• _PROBLEM DETAILS_:
Indicate only the number of lines in the listing below in which the word "author" appears.

====== GIVEN ENTRIES

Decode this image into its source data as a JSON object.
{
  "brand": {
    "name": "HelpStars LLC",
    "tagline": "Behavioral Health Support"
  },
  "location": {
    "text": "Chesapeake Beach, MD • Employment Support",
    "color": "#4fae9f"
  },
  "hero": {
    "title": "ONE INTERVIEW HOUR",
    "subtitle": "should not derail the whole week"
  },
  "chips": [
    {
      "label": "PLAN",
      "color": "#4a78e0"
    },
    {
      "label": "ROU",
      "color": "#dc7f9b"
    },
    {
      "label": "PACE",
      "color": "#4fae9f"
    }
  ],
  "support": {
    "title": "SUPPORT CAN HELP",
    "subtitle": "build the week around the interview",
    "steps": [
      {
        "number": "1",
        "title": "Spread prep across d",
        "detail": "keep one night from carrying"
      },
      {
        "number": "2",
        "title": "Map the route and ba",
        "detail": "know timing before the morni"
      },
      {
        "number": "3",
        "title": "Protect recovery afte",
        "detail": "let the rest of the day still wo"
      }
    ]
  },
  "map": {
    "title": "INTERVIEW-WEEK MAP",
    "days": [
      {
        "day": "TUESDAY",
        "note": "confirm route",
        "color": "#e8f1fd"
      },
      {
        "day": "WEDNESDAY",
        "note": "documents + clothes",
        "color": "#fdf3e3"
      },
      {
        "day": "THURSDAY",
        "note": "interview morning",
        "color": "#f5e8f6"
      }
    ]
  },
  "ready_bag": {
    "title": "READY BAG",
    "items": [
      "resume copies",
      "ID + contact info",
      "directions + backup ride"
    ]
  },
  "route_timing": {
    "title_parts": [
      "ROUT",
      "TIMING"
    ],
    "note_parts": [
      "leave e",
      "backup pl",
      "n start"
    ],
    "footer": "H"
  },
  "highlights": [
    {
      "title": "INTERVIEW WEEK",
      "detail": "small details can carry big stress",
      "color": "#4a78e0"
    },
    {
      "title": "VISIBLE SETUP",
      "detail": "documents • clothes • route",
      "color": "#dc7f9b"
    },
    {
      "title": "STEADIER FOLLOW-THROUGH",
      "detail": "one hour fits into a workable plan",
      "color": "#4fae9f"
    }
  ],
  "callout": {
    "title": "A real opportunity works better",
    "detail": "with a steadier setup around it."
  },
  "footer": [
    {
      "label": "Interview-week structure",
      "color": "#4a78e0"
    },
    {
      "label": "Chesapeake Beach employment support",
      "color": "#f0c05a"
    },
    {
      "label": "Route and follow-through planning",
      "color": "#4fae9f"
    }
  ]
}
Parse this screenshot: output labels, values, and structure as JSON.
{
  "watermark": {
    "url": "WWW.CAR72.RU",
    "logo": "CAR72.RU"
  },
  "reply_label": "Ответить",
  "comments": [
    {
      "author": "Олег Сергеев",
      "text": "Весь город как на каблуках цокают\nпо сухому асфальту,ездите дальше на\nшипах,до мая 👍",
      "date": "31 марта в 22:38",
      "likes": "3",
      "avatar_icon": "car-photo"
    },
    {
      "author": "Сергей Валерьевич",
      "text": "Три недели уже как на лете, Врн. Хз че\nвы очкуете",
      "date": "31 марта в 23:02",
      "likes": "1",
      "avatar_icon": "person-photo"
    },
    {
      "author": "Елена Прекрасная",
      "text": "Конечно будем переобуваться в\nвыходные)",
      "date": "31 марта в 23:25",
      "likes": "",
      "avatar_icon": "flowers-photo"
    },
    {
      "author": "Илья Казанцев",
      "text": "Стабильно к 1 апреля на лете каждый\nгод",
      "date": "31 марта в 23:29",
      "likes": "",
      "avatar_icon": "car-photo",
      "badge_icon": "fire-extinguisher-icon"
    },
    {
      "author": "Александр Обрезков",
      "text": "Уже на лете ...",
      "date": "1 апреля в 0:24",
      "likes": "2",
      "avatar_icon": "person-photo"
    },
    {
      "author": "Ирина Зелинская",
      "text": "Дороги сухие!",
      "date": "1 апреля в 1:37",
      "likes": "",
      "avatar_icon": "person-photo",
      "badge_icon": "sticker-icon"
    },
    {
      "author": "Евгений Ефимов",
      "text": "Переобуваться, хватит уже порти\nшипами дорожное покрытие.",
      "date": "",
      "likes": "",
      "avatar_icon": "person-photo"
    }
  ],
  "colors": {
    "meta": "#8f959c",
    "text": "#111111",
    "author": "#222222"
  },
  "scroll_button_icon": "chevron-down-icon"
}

============

• _SOLUTION TO THE PROBLEM_:
8